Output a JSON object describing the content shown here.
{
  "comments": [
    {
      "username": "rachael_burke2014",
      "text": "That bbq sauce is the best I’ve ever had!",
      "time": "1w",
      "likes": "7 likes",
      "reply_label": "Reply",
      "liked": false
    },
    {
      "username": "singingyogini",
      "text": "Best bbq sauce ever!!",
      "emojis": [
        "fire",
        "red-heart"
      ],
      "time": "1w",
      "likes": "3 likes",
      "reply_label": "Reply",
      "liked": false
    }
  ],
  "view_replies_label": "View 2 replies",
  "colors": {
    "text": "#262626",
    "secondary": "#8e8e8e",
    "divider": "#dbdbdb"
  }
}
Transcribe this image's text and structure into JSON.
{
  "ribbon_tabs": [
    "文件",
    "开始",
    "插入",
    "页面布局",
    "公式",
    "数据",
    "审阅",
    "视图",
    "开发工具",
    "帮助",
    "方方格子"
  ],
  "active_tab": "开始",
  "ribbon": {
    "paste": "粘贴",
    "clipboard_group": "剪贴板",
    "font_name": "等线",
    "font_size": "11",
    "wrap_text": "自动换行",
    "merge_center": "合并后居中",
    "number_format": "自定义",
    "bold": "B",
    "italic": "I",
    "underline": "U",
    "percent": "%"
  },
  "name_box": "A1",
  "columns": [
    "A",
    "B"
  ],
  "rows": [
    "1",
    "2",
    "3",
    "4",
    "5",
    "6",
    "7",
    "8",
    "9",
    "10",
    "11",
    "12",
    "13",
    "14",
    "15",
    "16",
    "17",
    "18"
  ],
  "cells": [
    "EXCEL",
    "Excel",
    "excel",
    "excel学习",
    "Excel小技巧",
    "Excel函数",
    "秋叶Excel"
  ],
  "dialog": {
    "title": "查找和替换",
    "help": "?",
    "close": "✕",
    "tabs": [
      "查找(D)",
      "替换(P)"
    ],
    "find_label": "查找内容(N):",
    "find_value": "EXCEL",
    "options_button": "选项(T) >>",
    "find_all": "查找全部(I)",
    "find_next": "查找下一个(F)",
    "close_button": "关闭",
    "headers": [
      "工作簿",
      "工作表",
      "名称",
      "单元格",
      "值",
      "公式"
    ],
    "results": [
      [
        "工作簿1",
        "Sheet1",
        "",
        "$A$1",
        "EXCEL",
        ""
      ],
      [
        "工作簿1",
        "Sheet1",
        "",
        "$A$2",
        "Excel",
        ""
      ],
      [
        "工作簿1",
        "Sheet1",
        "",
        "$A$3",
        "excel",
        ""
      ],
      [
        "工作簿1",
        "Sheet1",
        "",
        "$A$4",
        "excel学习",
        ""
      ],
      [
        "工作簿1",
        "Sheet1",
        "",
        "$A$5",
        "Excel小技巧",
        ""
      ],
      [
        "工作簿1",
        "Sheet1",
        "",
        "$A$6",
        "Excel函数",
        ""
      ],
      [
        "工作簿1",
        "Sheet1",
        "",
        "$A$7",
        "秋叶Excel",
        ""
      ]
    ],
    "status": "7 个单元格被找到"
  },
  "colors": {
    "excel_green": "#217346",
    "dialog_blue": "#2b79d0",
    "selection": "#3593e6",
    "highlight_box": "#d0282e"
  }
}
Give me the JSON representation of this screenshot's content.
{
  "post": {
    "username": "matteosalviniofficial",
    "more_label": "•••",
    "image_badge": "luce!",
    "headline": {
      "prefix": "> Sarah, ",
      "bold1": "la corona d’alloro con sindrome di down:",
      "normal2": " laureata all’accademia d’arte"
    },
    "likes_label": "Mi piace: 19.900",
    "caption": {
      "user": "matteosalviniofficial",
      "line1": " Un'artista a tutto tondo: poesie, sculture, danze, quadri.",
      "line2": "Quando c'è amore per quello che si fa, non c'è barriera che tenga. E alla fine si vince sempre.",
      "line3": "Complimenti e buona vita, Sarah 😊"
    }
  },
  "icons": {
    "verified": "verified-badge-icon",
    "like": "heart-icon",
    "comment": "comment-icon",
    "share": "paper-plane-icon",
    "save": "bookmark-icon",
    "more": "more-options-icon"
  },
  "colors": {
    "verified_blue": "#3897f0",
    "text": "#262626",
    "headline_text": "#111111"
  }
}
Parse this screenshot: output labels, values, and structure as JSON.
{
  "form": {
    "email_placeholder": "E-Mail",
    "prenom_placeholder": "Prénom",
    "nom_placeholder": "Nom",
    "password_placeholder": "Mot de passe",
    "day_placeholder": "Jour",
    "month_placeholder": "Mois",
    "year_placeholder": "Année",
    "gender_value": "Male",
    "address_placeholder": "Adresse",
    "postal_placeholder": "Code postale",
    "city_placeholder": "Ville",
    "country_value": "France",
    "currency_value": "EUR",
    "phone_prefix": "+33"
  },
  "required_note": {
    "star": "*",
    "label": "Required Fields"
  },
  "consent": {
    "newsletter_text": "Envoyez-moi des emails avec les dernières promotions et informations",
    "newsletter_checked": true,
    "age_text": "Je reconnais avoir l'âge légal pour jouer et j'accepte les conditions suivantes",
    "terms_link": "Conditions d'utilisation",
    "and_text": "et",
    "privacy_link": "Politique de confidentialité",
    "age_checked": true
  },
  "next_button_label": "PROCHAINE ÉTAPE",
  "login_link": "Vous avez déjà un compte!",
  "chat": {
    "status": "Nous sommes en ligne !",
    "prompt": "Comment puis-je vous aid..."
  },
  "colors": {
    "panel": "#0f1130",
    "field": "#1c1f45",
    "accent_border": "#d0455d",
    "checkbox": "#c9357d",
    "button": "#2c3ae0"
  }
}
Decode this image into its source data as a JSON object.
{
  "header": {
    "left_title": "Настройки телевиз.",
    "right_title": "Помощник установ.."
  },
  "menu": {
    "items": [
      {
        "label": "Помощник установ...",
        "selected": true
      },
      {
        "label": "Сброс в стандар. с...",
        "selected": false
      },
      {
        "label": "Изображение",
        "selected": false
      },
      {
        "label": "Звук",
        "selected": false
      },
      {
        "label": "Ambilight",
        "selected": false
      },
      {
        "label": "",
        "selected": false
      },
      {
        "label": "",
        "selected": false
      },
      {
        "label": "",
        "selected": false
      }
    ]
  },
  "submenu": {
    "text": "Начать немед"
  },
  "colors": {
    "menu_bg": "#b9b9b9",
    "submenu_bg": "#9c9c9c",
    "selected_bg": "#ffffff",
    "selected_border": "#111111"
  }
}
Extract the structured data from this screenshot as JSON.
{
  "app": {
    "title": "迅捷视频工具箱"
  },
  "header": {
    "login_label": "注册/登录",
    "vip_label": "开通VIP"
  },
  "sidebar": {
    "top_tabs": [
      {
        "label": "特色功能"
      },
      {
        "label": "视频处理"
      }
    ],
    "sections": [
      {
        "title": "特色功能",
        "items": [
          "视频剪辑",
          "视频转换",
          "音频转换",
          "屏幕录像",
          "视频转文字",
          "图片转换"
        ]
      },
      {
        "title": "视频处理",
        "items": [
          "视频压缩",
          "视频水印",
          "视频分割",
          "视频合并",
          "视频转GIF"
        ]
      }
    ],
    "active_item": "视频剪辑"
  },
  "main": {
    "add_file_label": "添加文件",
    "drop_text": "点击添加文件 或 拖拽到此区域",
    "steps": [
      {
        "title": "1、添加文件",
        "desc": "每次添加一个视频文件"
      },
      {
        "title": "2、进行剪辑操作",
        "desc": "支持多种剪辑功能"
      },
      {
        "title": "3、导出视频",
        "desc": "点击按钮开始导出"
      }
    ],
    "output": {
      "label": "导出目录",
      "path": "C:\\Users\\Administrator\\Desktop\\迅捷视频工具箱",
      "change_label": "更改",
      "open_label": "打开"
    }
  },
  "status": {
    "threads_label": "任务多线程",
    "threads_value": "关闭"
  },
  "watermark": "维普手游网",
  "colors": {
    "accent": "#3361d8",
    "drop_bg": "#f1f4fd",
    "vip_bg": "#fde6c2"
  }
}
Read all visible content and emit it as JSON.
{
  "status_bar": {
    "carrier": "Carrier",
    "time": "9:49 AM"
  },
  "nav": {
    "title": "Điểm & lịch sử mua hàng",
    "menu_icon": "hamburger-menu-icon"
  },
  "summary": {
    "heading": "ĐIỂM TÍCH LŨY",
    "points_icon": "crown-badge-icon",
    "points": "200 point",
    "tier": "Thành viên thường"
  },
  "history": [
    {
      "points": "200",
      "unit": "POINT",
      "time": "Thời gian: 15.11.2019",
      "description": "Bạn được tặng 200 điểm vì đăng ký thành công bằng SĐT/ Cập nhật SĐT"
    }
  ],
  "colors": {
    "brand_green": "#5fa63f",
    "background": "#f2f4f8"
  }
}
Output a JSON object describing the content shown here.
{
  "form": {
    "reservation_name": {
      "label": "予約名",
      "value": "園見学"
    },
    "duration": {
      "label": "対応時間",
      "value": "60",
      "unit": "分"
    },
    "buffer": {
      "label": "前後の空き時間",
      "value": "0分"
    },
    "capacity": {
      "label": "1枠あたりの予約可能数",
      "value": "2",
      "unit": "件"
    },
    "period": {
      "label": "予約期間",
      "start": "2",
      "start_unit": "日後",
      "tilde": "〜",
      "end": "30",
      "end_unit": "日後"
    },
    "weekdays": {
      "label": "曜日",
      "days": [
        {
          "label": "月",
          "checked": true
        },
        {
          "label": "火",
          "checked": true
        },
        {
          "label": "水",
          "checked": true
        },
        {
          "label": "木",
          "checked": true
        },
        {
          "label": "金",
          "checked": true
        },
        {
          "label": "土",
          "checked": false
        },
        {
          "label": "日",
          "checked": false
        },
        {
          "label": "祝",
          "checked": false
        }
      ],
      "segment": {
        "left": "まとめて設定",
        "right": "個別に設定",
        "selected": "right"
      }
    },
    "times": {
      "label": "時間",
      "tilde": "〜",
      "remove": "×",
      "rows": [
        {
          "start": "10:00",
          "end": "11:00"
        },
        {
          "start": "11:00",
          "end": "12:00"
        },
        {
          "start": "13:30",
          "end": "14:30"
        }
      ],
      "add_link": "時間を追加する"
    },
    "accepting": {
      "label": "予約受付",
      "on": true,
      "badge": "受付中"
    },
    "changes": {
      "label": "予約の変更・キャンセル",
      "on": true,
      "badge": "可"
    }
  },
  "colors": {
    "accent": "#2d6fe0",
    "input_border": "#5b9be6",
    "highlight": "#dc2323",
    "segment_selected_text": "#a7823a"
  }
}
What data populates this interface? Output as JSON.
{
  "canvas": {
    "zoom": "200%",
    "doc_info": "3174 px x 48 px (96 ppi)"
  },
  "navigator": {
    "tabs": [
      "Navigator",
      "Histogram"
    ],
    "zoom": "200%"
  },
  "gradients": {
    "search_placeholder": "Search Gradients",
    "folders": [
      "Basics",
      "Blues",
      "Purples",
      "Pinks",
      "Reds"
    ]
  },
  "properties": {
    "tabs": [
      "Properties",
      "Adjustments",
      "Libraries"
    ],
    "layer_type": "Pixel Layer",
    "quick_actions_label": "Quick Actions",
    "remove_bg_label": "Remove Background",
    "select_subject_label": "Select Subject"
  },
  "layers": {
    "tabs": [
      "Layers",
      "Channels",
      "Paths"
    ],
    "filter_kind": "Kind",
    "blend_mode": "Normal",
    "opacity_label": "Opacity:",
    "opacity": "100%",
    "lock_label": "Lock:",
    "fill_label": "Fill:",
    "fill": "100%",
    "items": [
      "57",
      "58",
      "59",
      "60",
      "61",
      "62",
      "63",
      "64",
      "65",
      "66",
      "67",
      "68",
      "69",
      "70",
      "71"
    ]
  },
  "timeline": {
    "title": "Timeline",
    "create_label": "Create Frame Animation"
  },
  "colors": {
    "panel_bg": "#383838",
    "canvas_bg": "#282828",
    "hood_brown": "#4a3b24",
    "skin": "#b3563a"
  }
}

What to do: Scan the records above for the string "Помощник", then select every line that holds it.

Task solution:
    "right_title": "Помощник установ.."
        "label": "Помощник установ...",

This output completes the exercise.